### Görevler
A. Okuma metnindeki “Her zaman önde gelen çıkarlar halkın en geniş emekçi kesimlerinin, en genel uzun vadeli çıkarlarıdır.” cümlesini İngilizceye çevirin.
B. Okuma metninde “Bağımsız Belediye Meclis” sözlerini içeren yerle açılıp “olduğu ise biliniyor.” ile kapanan bölümü, “momentum” ifadesini “ivme” olarak değiştirerek yeniden yazın.
C. Okuma metnine göre şu soruları yanıtlayın:
(i) Bağımsız Baraka adayı seçmenlerin yüzde kaçından tercih aldı?
(ii) Genel Seçimlerde hangi örgütler arasında ittifak kuruldu?
(iii) Örgütler arasındaki görüşmeler ne kadar zamandır sürüyor?

### Okuma metni

##############################

Halkta oluşan hayal kırıklığının somut ifadesi ise,
Belediye Meclisi’ne bağımsız aday çıkaran Baraka’nın seçmenlerin %6’sından
aldığı tercihlerde görülebilmişti.
Baraka seçim boyunca üç noktaya vurgu yaptı: Ankara’ya
gözdağı, Neo-liberalizme direniş ve sol statükoya tepki...
Her üç mesajı da gayet iyi anlayan Lefkoşa halkı, seçim
sistemi nedeniyle kazanma umudu olmayan bağımsız Baraka adayını tercihe boğdu.
Bağımsız Belediye Meclis üyesi adayı 1500 geçerli tercih alırken, istemeden
yanan oylarla birlikte bu tercihlerin 2000’e yaklaştığı görüldü...
Bu sürecin birkaç olumlu yansıması oldu:
Öncelikle sol içerisinde kitle bakımından küçük olan ve
seçimlerden umudunu yitirmiş, hatta güçsüzlüğü görünmesin diye seçimlere
girmeme mazeretleri üreten yapıların ittifaklar aracılığı ile bir momentum
yaratılabileceği inancı canlandı...
Ve daha da önemlisi hemen ardından gelen Genel Seçimlerde
BKP, DKB ve Baraka arasında somut bir de ittifak kuruldu...
Bugün Yerel seçimler öncesi, YKP’nin, BKP’nin ve TDP’nin
benzer bir ittifak kurulması için girişimleri olduğu ise biliniyor.
***
Örgütler arasında bir aya yakın bir zamandır üç farklı
koldan ilerleyen bu görüşmeler herhangi bir yere varacaktır. Ancak bu varılacak
yerin ne oranda gerçek bir ittifak olacağı veya bunun toplumsal muhalefetin en
genel çıkarlarına mı yoksa örgütlerin kısa vadeli dar çıkarlarına mı hizmet
edeceği henüz belli değil...
Bir kere herhangi bir ittifak için bizim baktığımız
noktadan devrimci bir siyasal öznenin kendi kadro yapısı ile sağlam bir
duruşunun varlığı şarttır...
Ancak bu, ittifakı sadece devrimci öznenin öznel
ihtiyaçlarına tabi kılmaktan ibaret bir süreç olarak algılanmamalıdır. Her
zaman önde gelen çıkarlar halkın en geniş emekçi kesimlerinin, en genel uzun
vadeli çıkarlarıdır. Örgütler (devrimci de olsalar) birer araçtan ibarettirler
ve ne halkın ne de sınıfın önüne geçemezler, geçmemelidirler, geçtikleri andan
itibaret devrimci olmaktan çıkarlar...
Diğer yandan oluşacak olan ittifağın, asgari
müştereklerde bir birliği temel alırken, söz konusu asgari müştereklerin de
örgütlerin değil halkın asgari müşterekleri olmasına özen gösterilmelidir.

##############################

### Verilen kayıtlar
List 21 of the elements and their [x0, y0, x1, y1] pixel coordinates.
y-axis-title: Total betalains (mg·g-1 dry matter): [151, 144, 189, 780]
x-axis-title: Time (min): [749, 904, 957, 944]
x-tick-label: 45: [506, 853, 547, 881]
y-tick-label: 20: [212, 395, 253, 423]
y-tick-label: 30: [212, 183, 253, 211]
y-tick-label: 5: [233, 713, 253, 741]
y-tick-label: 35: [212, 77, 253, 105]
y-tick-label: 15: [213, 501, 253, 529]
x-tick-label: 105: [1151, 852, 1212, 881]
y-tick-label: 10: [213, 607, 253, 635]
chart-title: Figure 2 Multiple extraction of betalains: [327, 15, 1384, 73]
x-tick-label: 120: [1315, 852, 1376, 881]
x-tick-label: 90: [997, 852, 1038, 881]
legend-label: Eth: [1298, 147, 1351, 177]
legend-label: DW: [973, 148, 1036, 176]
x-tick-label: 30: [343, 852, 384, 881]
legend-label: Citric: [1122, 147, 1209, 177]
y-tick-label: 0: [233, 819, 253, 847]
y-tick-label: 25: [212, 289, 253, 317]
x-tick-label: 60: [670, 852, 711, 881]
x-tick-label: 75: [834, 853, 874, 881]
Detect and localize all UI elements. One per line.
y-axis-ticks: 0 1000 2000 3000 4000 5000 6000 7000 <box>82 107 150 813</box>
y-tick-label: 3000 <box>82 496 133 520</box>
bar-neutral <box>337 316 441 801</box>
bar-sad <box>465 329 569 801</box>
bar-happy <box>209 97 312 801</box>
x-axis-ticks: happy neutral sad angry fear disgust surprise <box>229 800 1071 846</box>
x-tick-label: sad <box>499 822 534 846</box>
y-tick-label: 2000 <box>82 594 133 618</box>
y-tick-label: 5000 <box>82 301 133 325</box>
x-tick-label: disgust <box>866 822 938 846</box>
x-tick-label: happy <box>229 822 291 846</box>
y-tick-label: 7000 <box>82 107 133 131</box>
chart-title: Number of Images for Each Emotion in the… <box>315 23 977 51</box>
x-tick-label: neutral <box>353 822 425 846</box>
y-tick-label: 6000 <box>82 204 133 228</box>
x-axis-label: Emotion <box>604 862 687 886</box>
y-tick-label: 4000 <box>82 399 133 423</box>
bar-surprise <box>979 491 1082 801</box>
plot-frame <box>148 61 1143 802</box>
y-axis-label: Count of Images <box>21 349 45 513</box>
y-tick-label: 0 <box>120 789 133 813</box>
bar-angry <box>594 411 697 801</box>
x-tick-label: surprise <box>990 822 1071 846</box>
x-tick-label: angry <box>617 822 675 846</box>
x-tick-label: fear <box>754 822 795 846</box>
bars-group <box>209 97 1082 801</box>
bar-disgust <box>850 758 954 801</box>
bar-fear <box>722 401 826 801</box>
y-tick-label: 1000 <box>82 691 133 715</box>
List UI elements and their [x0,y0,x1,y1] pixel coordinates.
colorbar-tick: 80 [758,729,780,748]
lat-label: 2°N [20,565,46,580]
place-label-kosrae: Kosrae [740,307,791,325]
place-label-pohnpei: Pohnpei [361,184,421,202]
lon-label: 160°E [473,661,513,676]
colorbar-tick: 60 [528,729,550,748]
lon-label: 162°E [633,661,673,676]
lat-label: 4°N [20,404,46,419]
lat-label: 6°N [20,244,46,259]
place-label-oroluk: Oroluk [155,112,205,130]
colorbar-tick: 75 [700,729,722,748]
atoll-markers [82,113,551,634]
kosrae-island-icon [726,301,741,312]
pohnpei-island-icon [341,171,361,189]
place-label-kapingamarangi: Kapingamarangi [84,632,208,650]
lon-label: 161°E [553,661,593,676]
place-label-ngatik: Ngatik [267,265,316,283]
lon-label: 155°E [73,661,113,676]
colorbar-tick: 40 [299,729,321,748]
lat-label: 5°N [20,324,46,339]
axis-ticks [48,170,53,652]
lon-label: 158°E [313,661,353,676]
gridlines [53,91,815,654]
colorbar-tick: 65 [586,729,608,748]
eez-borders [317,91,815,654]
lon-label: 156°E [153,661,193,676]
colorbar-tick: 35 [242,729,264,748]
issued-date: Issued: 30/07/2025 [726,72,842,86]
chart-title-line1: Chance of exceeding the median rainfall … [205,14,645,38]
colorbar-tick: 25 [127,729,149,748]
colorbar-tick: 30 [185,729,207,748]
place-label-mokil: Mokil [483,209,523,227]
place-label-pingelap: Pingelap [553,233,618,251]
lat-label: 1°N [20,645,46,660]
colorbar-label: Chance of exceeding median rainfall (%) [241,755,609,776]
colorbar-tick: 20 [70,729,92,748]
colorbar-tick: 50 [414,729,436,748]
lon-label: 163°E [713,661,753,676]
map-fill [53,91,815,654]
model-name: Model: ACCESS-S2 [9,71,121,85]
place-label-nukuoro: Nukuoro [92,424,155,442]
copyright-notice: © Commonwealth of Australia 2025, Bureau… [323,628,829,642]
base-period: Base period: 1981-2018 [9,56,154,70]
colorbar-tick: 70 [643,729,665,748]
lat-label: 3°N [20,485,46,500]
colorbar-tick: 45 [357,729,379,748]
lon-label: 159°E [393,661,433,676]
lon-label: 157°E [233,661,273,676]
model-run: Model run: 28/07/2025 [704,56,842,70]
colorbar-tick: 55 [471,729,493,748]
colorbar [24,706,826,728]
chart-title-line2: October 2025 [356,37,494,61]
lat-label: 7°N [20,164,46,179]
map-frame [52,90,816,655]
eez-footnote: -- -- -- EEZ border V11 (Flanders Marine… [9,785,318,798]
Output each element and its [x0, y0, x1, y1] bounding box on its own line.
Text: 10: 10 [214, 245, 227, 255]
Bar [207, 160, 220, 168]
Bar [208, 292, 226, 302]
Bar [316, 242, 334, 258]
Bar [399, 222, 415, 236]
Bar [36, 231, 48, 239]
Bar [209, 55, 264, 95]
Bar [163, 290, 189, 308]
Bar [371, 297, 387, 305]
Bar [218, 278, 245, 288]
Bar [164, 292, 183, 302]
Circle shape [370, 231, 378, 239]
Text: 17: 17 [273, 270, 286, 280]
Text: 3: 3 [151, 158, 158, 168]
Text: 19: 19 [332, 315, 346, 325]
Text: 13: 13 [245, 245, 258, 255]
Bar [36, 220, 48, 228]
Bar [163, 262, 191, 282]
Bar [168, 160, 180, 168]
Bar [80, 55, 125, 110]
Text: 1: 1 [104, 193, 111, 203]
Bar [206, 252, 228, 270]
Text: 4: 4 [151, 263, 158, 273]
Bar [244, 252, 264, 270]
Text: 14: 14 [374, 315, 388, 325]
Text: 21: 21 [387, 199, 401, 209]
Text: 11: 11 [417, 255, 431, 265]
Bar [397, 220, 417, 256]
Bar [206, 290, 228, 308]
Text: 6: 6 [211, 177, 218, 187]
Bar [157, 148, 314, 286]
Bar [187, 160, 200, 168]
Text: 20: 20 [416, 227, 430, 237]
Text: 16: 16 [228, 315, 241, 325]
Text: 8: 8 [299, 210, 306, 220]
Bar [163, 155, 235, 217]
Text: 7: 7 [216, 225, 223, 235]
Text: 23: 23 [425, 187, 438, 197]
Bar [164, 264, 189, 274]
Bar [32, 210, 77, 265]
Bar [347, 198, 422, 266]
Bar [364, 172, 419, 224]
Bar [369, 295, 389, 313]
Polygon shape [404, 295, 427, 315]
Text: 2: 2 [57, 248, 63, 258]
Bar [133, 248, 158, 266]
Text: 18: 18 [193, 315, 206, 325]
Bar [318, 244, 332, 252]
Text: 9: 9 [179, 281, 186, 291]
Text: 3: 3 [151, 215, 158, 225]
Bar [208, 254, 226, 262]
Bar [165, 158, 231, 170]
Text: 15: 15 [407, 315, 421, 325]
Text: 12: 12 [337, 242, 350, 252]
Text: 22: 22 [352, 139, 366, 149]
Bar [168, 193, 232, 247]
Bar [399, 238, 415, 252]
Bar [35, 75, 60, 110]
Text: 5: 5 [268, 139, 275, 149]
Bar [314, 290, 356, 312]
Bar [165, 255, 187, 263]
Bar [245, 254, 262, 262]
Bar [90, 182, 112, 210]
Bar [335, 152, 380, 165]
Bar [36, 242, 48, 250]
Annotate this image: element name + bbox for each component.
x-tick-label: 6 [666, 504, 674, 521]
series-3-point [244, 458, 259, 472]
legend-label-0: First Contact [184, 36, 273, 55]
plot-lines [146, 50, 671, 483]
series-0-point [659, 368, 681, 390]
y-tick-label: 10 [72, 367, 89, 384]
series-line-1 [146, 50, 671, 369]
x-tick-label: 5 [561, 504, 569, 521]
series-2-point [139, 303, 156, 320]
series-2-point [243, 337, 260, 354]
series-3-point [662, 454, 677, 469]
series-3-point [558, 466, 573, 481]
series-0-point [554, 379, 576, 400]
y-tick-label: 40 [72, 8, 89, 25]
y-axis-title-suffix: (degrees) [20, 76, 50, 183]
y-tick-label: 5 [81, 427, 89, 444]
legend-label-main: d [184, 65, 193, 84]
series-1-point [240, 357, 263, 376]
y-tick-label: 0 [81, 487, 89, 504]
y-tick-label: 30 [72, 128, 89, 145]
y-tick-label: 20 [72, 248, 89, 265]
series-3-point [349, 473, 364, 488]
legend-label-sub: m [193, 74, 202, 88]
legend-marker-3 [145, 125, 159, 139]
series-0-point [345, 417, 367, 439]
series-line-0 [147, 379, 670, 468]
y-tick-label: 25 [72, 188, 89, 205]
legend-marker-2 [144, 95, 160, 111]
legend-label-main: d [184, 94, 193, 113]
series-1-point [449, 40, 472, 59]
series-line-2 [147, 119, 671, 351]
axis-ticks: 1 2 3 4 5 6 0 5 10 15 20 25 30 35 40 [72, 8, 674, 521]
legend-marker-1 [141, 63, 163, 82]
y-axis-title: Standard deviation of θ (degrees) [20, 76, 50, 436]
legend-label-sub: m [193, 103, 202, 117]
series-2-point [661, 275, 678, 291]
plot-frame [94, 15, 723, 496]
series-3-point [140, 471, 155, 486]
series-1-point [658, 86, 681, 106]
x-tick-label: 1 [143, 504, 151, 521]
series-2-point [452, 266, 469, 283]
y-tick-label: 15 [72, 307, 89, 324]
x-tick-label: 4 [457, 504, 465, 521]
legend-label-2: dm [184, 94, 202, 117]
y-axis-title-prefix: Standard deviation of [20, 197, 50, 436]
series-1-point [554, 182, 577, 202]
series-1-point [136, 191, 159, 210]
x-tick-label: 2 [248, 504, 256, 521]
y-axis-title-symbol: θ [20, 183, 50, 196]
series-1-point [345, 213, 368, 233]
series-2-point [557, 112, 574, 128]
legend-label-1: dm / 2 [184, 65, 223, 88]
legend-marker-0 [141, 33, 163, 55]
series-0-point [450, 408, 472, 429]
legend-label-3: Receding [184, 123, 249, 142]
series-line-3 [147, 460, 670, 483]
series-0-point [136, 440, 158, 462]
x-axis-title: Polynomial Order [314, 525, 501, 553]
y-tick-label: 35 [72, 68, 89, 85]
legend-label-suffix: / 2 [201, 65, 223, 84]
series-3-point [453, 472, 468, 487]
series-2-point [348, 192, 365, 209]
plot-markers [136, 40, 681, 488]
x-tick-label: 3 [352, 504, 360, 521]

##############################

### Çözümler
A. The interests that always come first are the most general, long-term interests of the broadest working sections of the people.

B.
Bağımsız Belediye Meclis üyesi adayı 1500 geçerli tercih alırken, istemeden
yanan oylarla birlikte bu tercihlerin 2000’e yaklaştığı görüldü...
Bu sürecin birkaç olumlu yansıması oldu:
Öncelikle sol içerisinde kitle bakımından küçük olan ve
seçimlerden umudunu yitirmiş, hatta güçsüzlüğü görünmesin diye seçimlere
girmeme mazeretleri üreten yapıların ittifaklar aracılığı ile bir ivme
yaratılabileceği inancı canlandı...
Ve daha da önemlisi hemen ardından gelen Genel Seçimlerde
BKP, DKB ve Baraka arasında somut bir de ittifak kuruldu...
Bugün Yerel seçimler öncesi, YKP’nin, BKP’nin ve TDP’nin
benzer bir ittifak kurulması için girişimleri olduğu ise biliniyor.

C.
(i) Seçmenlerin %6'sından.
(ii) BKP, DKB ve Baraka arasında.
(iii) Bir aya yakın bir zamandır.